Task data
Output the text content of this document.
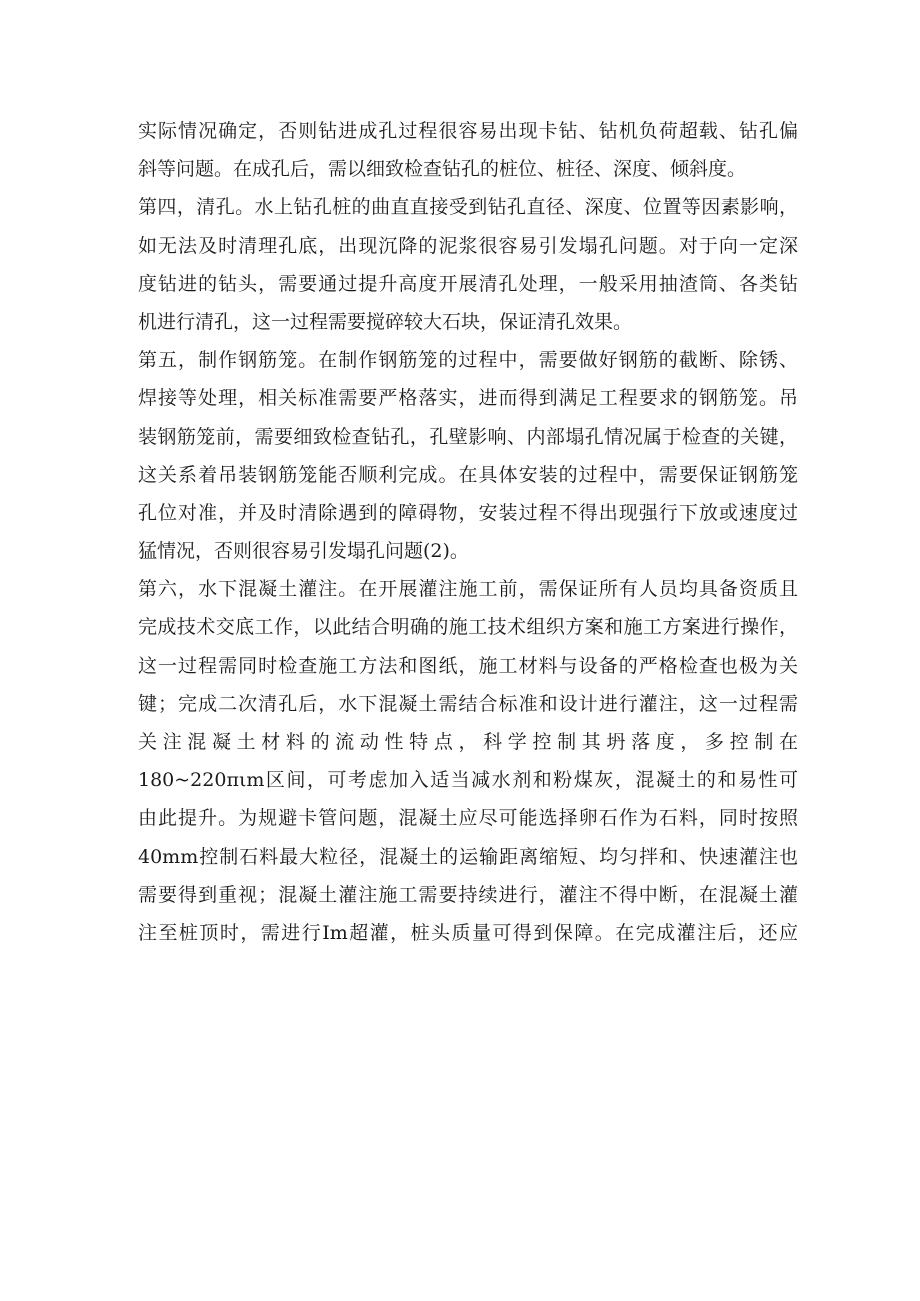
实际情况确定，否则钻进成孔过程很容易出现卡钻、钻机负荷超载、钻孔偏
斜等问题。在成孔后，需以细致检查钻孔的桩位、桩径、深度、倾斜度。
第四，清孔。水上钻孔桩的曲直直接受到钻孔直径、深度、位置等因素影响，
如无法及时清理孔底，出现沉降的泥浆很容易引发塌孔问题。对于向一定深
度钻进的钻头，需要通过提升高度开展清孔处理，一般采用抽渣筒、各类钻
机进行清孔，这一过程需要搅碎较大石块，保证清孔效果。
第五，制作钢筋笼。在制作钢筋笼的过程中，需要做好钢筋的截断、除锈、
焊接等处理，相关标准需要严格落实，进而得到满足工程要求的钢筋笼。吊
装钢筋笼前，需要细致检查钻孔，孔壁影响、内部塌孔情况属于检查的关键，
这关系着吊装钢筋笼能否顺利完成。在具体安装的过程中，需要保证钢筋笼
孔位对准，并及时清除遇到的障碍物，安装过程不得出现强行下放或速度过
猛情况，否则很容易引发塌孔问题(2)。
第六，水下混凝土灌注。在开展灌注施工前，需保证所有人员均具备资质且
完成技术交底工作，以此结合明确的施工技术组织方案和施工方案进行操作，
这一过程需同时检查施工方法和图纸，施工材料与设备的严格检查也极为关
键；完成二次清孔后，水下混凝土需结合标准和设计进行灌注，这一过程需
关注混凝土材料的流动性特点，科学控制其坍落度，多控制在
180~220πιm区间，可考虑加入适当减水剂和粉煤灰，混凝土的和易性可
由此提升。为规避卡管问题，混凝土应尽可能选择卵石作为石料，同时按照
40mm控制石料最大粒径，混凝土的运输距离缩短、均匀拌和、快速灌注也
需要得到重视；混凝土灌注施工需要持续进行，灌注不得中断，在混凝土灌
注至桩顶时，需进行Im超灌，桩头质量可得到保障。在完成灌注后，还应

Your goal
Print the records above exactly as they stand, but leave out the pictures.

Final answer
Output the text content of this document.
实际情况确定，否则钻进成孔过程很容易出现卡钻、钻机负荷超载、钻孔偏
斜等问题。在成孔后，需以细致检查钻孔的桩位、桩径、深度、倾斜度。
第四，清孔。水上钻孔桩的曲直直接受到钻孔直径、深度、位置等因素影响，
如无法及时清理孔底，出现沉降的泥浆很容易引发塌孔问题。对于向一定深
度钻进的钻头，需要通过提升高度开展清孔处理，一般采用抽渣筒、各类钻
机进行清孔，这一过程需要搅碎较大石块，保证清孔效果。
第五，制作钢筋笼。在制作钢筋笼的过程中，需要做好钢筋的截断、除锈、
焊接等处理，相关标准需要严格落实，进而得到满足工程要求的钢筋笼。吊
装钢筋笼前，需要细致检查钻孔，孔壁影响、内部塌孔情况属于检查的关键，
这关系着吊装钢筋笼能否顺利完成。在具体安装的过程中，需要保证钢筋笼
孔位对准，并及时清除遇到的障碍物，安装过程不得出现强行下放或速度过
猛情况，否则很容易引发塌孔问题(2)。
第六，水下混凝土灌注。在开展灌注施工前，需保证所有人员均具备资质且
完成技术交底工作，以此结合明确的施工技术组织方案和施工方案进行操作，
这一过程需同时检查施工方法和图纸，施工材料与设备的严格检查也极为关
键；完成二次清孔后，水下混凝土需结合标准和设计进行灌注，这一过程需
关注混凝土材料的流动性特点，科学控制其坍落度，多控制在
180~220πιm区间，可考虑加入适当减水剂和粉煤灰，混凝土的和易性可
由此提升。为规避卡管问题，混凝土应尽可能选择卵石作为石料，同时按照
40mm控制石料最大粒径，混凝土的运输距离缩短、均匀拌和、快速灌注也
需要得到重视；混凝土灌注施工需要持续进行，灌注不得中断，在混凝土灌
注至桩顶时，需进行Im超灌，桩头质量可得到保障。在完成灌注后，还应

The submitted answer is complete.